Give the listing again character for character, but drop the images.

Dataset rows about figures
********

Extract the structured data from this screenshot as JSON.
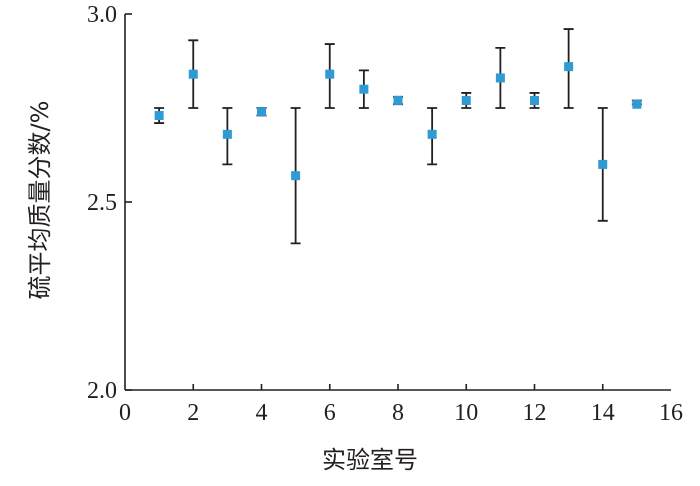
{
  "chart_data": {
    "type": "scatter",
    "title": "",
    "xlabel": "实验室号",
    "ylabel": "硫平均质量分数/%",
    "xlim": [
      0,
      16
    ],
    "ylim": [
      2.0,
      3.0
    ],
    "x_ticks": [
      0,
      2,
      4,
      6,
      8,
      10,
      12,
      14,
      16
    ],
    "y_ticks": [
      "2.0",
      "2.5",
      "3.0"
    ],
    "grid": false,
    "legend": "none",
    "marker_color": "#2e9bd2",
    "error_bar_color": "#231f20",
    "series": [
      {
        "x": [
          1,
          2,
          3,
          4,
          5,
          6,
          7,
          8,
          9,
          10,
          11,
          12,
          13,
          14,
          15
        ],
        "y": [
          2.73,
          2.84,
          2.68,
          2.74,
          2.57,
          2.84,
          2.8,
          2.77,
          2.68,
          2.77,
          2.83,
          2.77,
          2.86,
          2.6,
          2.76
        ],
        "y_low": [
          2.71,
          2.75,
          2.6,
          2.73,
          2.39,
          2.75,
          2.75,
          2.76,
          2.6,
          2.75,
          2.75,
          2.75,
          2.75,
          2.45,
          2.76
        ],
        "y_high": [
          2.75,
          2.93,
          2.75,
          2.75,
          2.75,
          2.92,
          2.85,
          2.78,
          2.75,
          2.79,
          2.91,
          2.79,
          2.96,
          2.75,
          2.77
        ]
      }
    ]
  }
}
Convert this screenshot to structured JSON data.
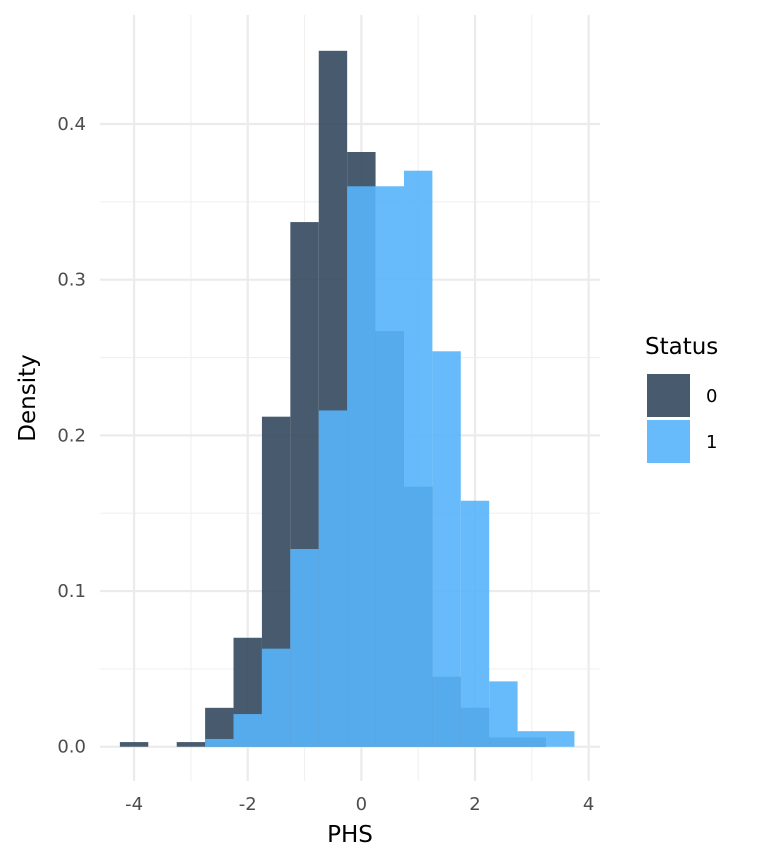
{
  "chart_data": {
    "type": "histogram",
    "xlabel": "PHS",
    "ylabel": "Density",
    "xlim": [
      -4.6,
      4.2
    ],
    "ylim": [
      -0.022,
      0.47
    ],
    "x_ticks": [
      -4,
      -2,
      0,
      2,
      4
    ],
    "x_tick_labels": [
      "-4",
      "-2",
      "0",
      "2",
      "4"
    ],
    "y_ticks": [
      0.0,
      0.1,
      0.2,
      0.3,
      0.4
    ],
    "y_tick_labels": [
      "0.0",
      "0.1",
      "0.2",
      "0.3",
      "0.4"
    ],
    "grid": true,
    "legend_position": "right",
    "legend_title": "Status",
    "bin_edges": [
      -4.25,
      -3.75,
      -3.25,
      -2.75,
      -2.25,
      -1.75,
      -1.25,
      -0.75,
      -0.25,
      0.25,
      0.75,
      1.25,
      1.75,
      2.25,
      2.75,
      3.25,
      3.75
    ],
    "series": [
      {
        "name": "0",
        "color": "#34495e",
        "values": [
          0.003,
          0.0,
          0.003,
          0.025,
          0.07,
          0.212,
          0.337,
          0.447,
          0.382,
          0.267,
          0.167,
          0.045,
          0.025,
          0.006,
          0.006,
          0.0
        ]
      },
      {
        "name": "1",
        "color": "#56b4f9",
        "values": [
          0.0,
          0.0,
          0.0,
          0.005,
          0.021,
          0.063,
          0.127,
          0.216,
          0.36,
          0.36,
          0.37,
          0.254,
          0.158,
          0.042,
          0.01,
          0.01
        ]
      }
    ]
  }
}
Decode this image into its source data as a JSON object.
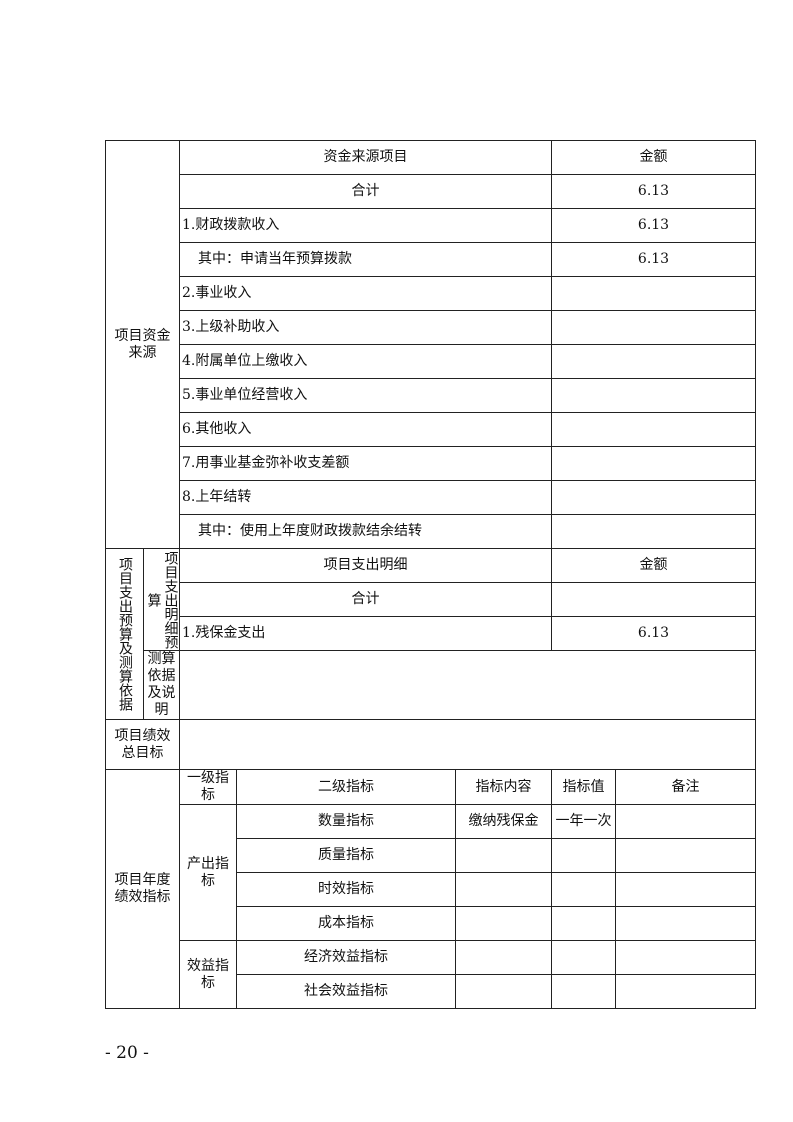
{
  "funding": {
    "section_label": "项目资金来源",
    "header": {
      "item": "资金来源项目",
      "amount": "金额"
    },
    "rows": [
      {
        "label": "合计",
        "amount": "6.13"
      },
      {
        "label": "1.财政拨款收入",
        "amount": "6.13"
      },
      {
        "label": "其中：申请当年预算拨款",
        "amount": "6.13"
      },
      {
        "label": "2.事业收入",
        "amount": ""
      },
      {
        "label": "3.上级补助收入",
        "amount": ""
      },
      {
        "label": "4.附属单位上缴收入",
        "amount": ""
      },
      {
        "label": "5.事业单位经营收入",
        "amount": ""
      },
      {
        "label": "6.其他收入",
        "amount": ""
      },
      {
        "label": "7.用事业基金弥补收支差额",
        "amount": ""
      },
      {
        "label": "8.上年结转",
        "amount": ""
      },
      {
        "label": "其中：使用上年度财政拨款结余结转",
        "amount": ""
      }
    ]
  },
  "expenditure": {
    "section_label": "项目支出预算及测算依据",
    "detail_label": "项目支出明细预算",
    "basis_label": "测算依据及说明",
    "header": {
      "item": "项目支出明细",
      "amount": "金额"
    },
    "rows": [
      {
        "label": "合计",
        "amount": ""
      },
      {
        "label": "1.残保金支出",
        "amount": "6.13"
      }
    ],
    "basis_value": ""
  },
  "overall_goal": {
    "label": "项目绩效总目标",
    "value": ""
  },
  "indicators": {
    "section_label": "项目年度绩效指标",
    "header": {
      "level1": "一级指标",
      "level2": "二级指标",
      "content": "指标内容",
      "value": "指标值",
      "note": "备注"
    },
    "groups": [
      {
        "label": "产出指标",
        "rows": [
          {
            "level2": "数量指标",
            "content": "缴纳残保金",
            "value": "一年一次",
            "note": ""
          },
          {
            "level2": "质量指标",
            "content": "",
            "value": "",
            "note": ""
          },
          {
            "level2": "时效指标",
            "content": "",
            "value": "",
            "note": ""
          },
          {
            "level2": "成本指标",
            "content": "",
            "value": "",
            "note": ""
          }
        ]
      },
      {
        "label": "效益指标",
        "rows": [
          {
            "level2": "经济效益指标",
            "content": "",
            "value": "",
            "note": ""
          },
          {
            "level2": "社会效益指标",
            "content": "",
            "value": "",
            "note": ""
          }
        ]
      }
    ]
  },
  "page_number": "- 20 -"
}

********

## WORKED ANSWER
Extract the structured data from this screenshot as JSON.
{
  "chart_data": {
    "type": "scatter",
    "title": "",
    "xlabel": "实验室号",
    "ylabel": "硫平均质量分数/%",
    "xlim": [
      0,
      16
    ],
    "ylim": [
      2.0,
      3.0
    ],
    "x_ticks": [
      0,
      2,
      4,
      6,
      8,
      10,
      12,
      14,
      16
    ],
    "y_ticks": [
      "2.0",
      "2.5",
      "3.0"
    ],
    "grid": false,
    "legend": "none",
    "marker_color": "#2e9bd2",
    "error_bar_color": "#231f20",
    "series": [
      {
        "x": [
          1,
          2,
          3,
          4,
          5,
          6,
          7,
          8,
          9,
          10,
          11,
          12,
          13,
          14,
          15
        ],
        "y": [
          2.73,
          2.84,
          2.68,
          2.74,
          2.57,
          2.84,
          2.8,
          2.77,
          2.68,
          2.77,
          2.83,
          2.77,
          2.86,
          2.6,
          2.76
        ],
        "y_low": [
          2.71,
          2.75,
          2.6,
          2.73,
          2.39,
          2.75,
          2.75,
          2.76,
          2.6,
          2.75,
          2.75,
          2.75,
          2.75,
          2.45,
          2.76
        ],
        "y_high": [
          2.75,
          2.93,
          2.75,
          2.75,
          2.75,
          2.92,
          2.85,
          2.78,
          2.75,
          2.79,
          2.91,
          2.79,
          2.96,
          2.75,
          2.77
        ]
      }
    ]
  }
}
Convert this screenshot to structured JSON data.
{
  "chart_data": {
    "type": "histogram",
    "xlabel": "PHS",
    "ylabel": "Density",
    "xlim": [
      -4.6,
      4.2
    ],
    "ylim": [
      -0.022,
      0.47
    ],
    "x_ticks": [
      -4,
      -2,
      0,
      2,
      4
    ],
    "x_tick_labels": [
      "-4",
      "-2",
      "0",
      "2",
      "4"
    ],
    "y_ticks": [
      0.0,
      0.1,
      0.2,
      0.3,
      0.4
    ],
    "y_tick_labels": [
      "0.0",
      "0.1",
      "0.2",
      "0.3",
      "0.4"
    ],
    "grid": true,
    "legend_position": "right",
    "legend_title": "Status",
    "bin_edges": [
      -4.25,
      -3.75,
      -3.25,
      -2.75,
      -2.25,
      -1.75,
      -1.25,
      -0.75,
      -0.25,
      0.25,
      0.75,
      1.25,
      1.75,
      2.25,
      2.75,
      3.25,
      3.75
    ],
    "series": [
      {
        "name": "0",
        "color": "#34495e",
        "values": [
          0.003,
          0.0,
          0.003,
          0.025,
          0.07,
          0.212,
          0.337,
          0.447,
          0.382,
          0.267,
          0.167,
          0.045,
          0.025,
          0.006,
          0.006,
          0.0
        ]
      },
      {
        "name": "1",
        "color": "#56b4f9",
        "values": [
          0.0,
          0.0,
          0.0,
          0.005,
          0.021,
          0.063,
          0.127,
          0.216,
          0.36,
          0.36,
          0.37,
          0.254,
          0.158,
          0.042,
          0.01,
          0.01
        ]
      }
    ]
  }
}
Decode this image into its source data as a JSON object.
{
  "funding": {
    "section_label": "项目资金来源",
    "header": {
      "item": "资金来源项目",
      "amount": "金额"
    },
    "rows": [
      {
        "label": "合计",
        "amount": "6.13"
      },
      {
        "label": "1.财政拨款收入",
        "amount": "6.13"
      },
      {
        "label": "其中：申请当年预算拨款",
        "amount": "6.13"
      },
      {
        "label": "2.事业收入",
        "amount": ""
      },
      {
        "label": "3.上级补助收入",
        "amount": ""
      },
      {
        "label": "4.附属单位上缴收入",
        "amount": ""
      },
      {
        "label": "5.事业单位经营收入",
        "amount": ""
      },
      {
        "label": "6.其他收入",
        "amount": ""
      },
      {
        "label": "7.用事业基金弥补收支差额",
        "amount": ""
      },
      {
        "label": "8.上年结转",
        "amount": ""
      },
      {
        "label": "其中：使用上年度财政拨款结余结转",
        "amount": ""
      }
    ]
  },
  "expenditure": {
    "section_label": "项目支出预算及测算依据",
    "detail_label": "项目支出明细预算",
    "basis_label": "测算依据及说明",
    "header": {
      "item": "项目支出明细",
      "amount": "金额"
    },
    "rows": [
      {
        "label": "合计",
        "amount": ""
      },
      {
        "label": "1.残保金支出",
        "amount": "6.13"
      }
    ],
    "basis_value": ""
  },
  "overall_goal": {
    "label": "项目绩效总目标",
    "value": ""
  },
  "indicators": {
    "section_label": "项目年度绩效指标",
    "header": {
      "level1": "一级指标",
      "level2": "二级指标",
      "content": "指标内容",
      "value": "指标值",
      "note": "备注"
    },
    "groups": [
      {
        "label": "产出指标",
        "rows": [
          {
            "level2": "数量指标",
            "content": "缴纳残保金",
            "value": "一年一次",
            "note": ""
          },
          {
            "level2": "质量指标",
            "content": "",
            "value": "",
            "note": ""
          },
          {
            "level2": "时效指标",
            "content": "",
            "value": "",
            "note": ""
          },
          {
            "level2": "成本指标",
            "content": "",
            "value": "",
            "note": ""
          }
        ]
      },
      {
        "label": "效益指标",
        "rows": [
          {
            "level2": "经济效益指标",
            "content": "",
            "value": "",
            "note": ""
          },
          {
            "level2": "社会效益指标",
            "content": "",
            "value": "",
            "note": ""
          }
        ]
      }
    ]
  },
  "page_number": "- 20 -"
}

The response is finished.